<<<<

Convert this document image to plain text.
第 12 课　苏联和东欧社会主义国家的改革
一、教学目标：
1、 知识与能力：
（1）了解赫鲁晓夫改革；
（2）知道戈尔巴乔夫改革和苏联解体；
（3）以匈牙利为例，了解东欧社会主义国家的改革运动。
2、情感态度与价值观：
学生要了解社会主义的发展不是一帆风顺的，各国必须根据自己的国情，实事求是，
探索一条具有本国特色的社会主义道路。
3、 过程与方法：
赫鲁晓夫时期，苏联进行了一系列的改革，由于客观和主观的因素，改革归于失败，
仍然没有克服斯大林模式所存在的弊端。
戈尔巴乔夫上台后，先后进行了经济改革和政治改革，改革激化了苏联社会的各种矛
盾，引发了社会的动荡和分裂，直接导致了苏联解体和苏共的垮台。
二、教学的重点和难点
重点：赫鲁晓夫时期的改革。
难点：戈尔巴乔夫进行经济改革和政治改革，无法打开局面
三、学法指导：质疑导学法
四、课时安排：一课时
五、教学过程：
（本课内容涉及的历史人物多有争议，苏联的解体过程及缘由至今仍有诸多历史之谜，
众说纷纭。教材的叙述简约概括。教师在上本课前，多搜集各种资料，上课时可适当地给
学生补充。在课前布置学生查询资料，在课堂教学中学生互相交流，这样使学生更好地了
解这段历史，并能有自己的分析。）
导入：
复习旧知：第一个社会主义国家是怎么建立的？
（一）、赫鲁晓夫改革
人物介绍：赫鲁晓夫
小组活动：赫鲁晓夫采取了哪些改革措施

>>>>

▸ **WHAT YOU HAVE TO DO**: Give back each line above precisely as it stands.

▸ **SOLUTION TO THIS PROBLEM**:
Convert this document image to plain text.
第 12 课　苏联和东欧社会主义国家的改革
一、教学目标：
1、 知识与能力：
（1）了解赫鲁晓夫改革；
（2）知道戈尔巴乔夫改革和苏联解体；
（3）以匈牙利为例，了解东欧社会主义国家的改革运动。
2、情感态度与价值观：
学生要了解社会主义的发展不是一帆风顺的，各国必须根据自己的国情，实事求是，
探索一条具有本国特色的社会主义道路。
3、 过程与方法：
赫鲁晓夫时期，苏联进行了一系列的改革，由于客观和主观的因素，改革归于失败，
仍然没有克服斯大林模式所存在的弊端。
戈尔巴乔夫上台后，先后进行了经济改革和政治改革，改革激化了苏联社会的各种矛
盾，引发了社会的动荡和分裂，直接导致了苏联解体和苏共的垮台。
二、教学的重点和难点
重点：赫鲁晓夫时期的改革。
难点：戈尔巴乔夫进行经济改革和政治改革，无法打开局面
三、学法指导：质疑导学法
四、课时安排：一课时
五、教学过程：
（本课内容涉及的历史人物多有争议，苏联的解体过程及缘由至今仍有诸多历史之谜，
众说纷纭。教材的叙述简约概括。教师在上本课前，多搜集各种资料，上课时可适当地给
学生补充。在课前布置学生查询资料，在课堂教学中学生互相交流，这样使学生更好地了
解这段历史，并能有自己的分析。）
导入：
复习旧知：第一个社会主义国家是怎么建立的？
（一）、赫鲁晓夫改革
人物介绍：赫鲁晓夫
小组活动：赫鲁晓夫采取了哪些改革措施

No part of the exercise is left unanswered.